→ Set task
Write out every line of the material exactly as it appears.

→ Given entries
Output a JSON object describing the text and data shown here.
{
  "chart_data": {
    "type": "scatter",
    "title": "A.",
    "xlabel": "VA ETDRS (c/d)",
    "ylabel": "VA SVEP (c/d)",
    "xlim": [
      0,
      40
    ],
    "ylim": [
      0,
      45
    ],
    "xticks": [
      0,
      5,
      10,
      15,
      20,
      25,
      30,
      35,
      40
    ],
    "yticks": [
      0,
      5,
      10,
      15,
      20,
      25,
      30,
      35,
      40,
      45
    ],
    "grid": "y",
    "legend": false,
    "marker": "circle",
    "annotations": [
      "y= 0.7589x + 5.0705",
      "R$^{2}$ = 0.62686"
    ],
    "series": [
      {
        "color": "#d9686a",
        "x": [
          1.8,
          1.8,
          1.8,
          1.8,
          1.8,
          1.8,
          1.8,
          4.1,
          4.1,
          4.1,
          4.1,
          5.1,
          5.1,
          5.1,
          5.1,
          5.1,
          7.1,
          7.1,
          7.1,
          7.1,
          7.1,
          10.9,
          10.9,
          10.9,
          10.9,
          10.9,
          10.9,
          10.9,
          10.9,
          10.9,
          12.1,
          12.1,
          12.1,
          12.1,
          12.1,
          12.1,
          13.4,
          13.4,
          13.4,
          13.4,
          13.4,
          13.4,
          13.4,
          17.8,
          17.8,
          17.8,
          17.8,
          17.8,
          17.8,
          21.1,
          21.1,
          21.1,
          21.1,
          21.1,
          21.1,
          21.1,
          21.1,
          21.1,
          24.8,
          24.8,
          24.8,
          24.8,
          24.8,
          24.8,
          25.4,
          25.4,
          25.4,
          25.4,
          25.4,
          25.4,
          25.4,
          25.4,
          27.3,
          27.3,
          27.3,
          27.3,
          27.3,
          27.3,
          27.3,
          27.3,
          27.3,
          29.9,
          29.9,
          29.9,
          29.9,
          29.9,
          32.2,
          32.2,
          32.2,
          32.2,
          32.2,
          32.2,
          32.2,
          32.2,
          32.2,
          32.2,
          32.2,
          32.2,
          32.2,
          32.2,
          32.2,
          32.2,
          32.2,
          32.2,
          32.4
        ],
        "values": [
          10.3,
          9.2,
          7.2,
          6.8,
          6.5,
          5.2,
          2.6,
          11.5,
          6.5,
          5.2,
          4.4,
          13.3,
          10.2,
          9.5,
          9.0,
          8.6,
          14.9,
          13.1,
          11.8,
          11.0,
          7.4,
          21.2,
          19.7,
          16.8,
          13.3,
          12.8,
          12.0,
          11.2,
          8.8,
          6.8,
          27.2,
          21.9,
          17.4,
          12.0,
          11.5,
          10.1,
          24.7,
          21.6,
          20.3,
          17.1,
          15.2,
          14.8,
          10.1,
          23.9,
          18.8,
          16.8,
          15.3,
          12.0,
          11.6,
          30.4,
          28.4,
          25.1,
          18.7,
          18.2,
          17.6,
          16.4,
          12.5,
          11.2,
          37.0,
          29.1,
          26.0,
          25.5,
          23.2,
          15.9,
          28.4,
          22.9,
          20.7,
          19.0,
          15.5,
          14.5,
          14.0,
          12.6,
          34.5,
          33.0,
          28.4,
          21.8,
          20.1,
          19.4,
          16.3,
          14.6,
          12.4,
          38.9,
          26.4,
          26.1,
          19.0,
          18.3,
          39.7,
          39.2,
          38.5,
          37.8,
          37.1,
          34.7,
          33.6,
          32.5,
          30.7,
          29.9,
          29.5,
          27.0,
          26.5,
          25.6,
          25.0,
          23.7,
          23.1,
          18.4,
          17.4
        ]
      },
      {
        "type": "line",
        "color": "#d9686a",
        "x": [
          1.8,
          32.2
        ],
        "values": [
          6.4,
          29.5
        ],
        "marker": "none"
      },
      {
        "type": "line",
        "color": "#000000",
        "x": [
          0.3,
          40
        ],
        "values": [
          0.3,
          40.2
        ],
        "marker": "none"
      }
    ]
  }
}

→ Result of this task
Output a JSON object describing the text and data shown here.
{
  "chart_data": {
    "type": "scatter",
    "title": "A.",
    "xlabel": "VA ETDRS (c/d)",
    "ylabel": "VA SVEP (c/d)",
    "xlim": [
      0,
      40
    ],
    "ylim": [
      0,
      45
    ],
    "xticks": [
      0,
      5,
      10,
      15,
      20,
      25,
      30,
      35,
      40
    ],
    "yticks": [
      0,
      5,
      10,
      15,
      20,
      25,
      30,
      35,
      40,
      45
    ],
    "grid": "y",
    "legend": false,
    "marker": "circle",
    "annotations": [
      "y= 0.7589x + 5.0705",
      "R$^{2}$ = 0.62686"
    ],
    "series": [
      {
        "color": "#d9686a",
        "x": [
          1.8,
          1.8,
          1.8,
          1.8,
          1.8,
          1.8,
          1.8,
          4.1,
          4.1,
          4.1,
          4.1,
          5.1,
          5.1,
          5.1,
          5.1,
          5.1,
          7.1,
          7.1,
          7.1,
          7.1,
          7.1,
          10.9,
          10.9,
          10.9,
          10.9,
          10.9,
          10.9,
          10.9,
          10.9,
          10.9,
          12.1,
          12.1,
          12.1,
          12.1,
          12.1,
          12.1,
          13.4,
          13.4,
          13.4,
          13.4,
          13.4,
          13.4,
          13.4,
          17.8,
          17.8,
          17.8,
          17.8,
          17.8,
          17.8,
          21.1,
          21.1,
          21.1,
          21.1,
          21.1,
          21.1,
          21.1,
          21.1,
          21.1,
          24.8,
          24.8,
          24.8,
          24.8,
          24.8,
          24.8,
          25.4,
          25.4,
          25.4,
          25.4,
          25.4,
          25.4,
          25.4,
          25.4,
          27.3,
          27.3,
          27.3,
          27.3,
          27.3,
          27.3,
          27.3,
          27.3,
          27.3,
          29.9,
          29.9,
          29.9,
          29.9,
          29.9,
          32.2,
          32.2,
          32.2,
          32.2,
          32.2,
          32.2,
          32.2,
          32.2,
          32.2,
          32.2,
          32.2,
          32.2,
          32.2,
          32.2,
          32.2,
          32.2,
          32.2,
          32.2,
          32.4
        ],
        "values": [
          10.3,
          9.2,
          7.2,
          6.8,
          6.5,
          5.2,
          2.6,
          11.5,
          6.5,
          5.2,
          4.4,
          13.3,
          10.2,
          9.5,
          9.0,
          8.6,
          14.9,
          13.1,
          11.8,
          11.0,
          7.4,
          21.2,
          19.7,
          16.8,
          13.3,
          12.8,
          12.0,
          11.2,
          8.8,
          6.8,
          27.2,
          21.9,
          17.4,
          12.0,
          11.5,
          10.1,
          24.7,
          21.6,
          20.3,
          17.1,
          15.2,
          14.8,
          10.1,
          23.9,
          18.8,
          16.8,
          15.3,
          12.0,
          11.6,
          30.4,
          28.4,
          25.1,
          18.7,
          18.2,
          17.6,
          16.4,
          12.5,
          11.2,
          37.0,
          29.1,
          26.0,
          25.5,
          23.2,
          15.9,
          28.4,
          22.9,
          20.7,
          19.0,
          15.5,
          14.5,
          14.0,
          12.6,
          34.5,
          33.0,
          28.4,
          21.8,
          20.1,
          19.4,
          16.3,
          14.6,
          12.4,
          38.9,
          26.4,
          26.1,
          19.0,
          18.3,
          39.7,
          39.2,
          38.5,
          37.8,
          37.1,
          34.7,
          33.6,
          32.5,
          30.7,
          29.9,
          29.5,
          27.0,
          26.5,
          25.6,
          25.0,
          23.7,
          23.1,
          18.4,
          17.4
        ]
      },
      {
        "type": "line",
        "color": "#d9686a",
        "x": [
          1.8,
          32.2
        ],
        "values": [
          6.4,
          29.5
        ],
        "marker": "none"
      },
      {
        "type": "line",
        "color": "#000000",
        "x": [
          0.3,
          40
        ],
        "values": [
          0.3,
          40.2
        ],
        "marker": "none"
      }
    ]
  }
}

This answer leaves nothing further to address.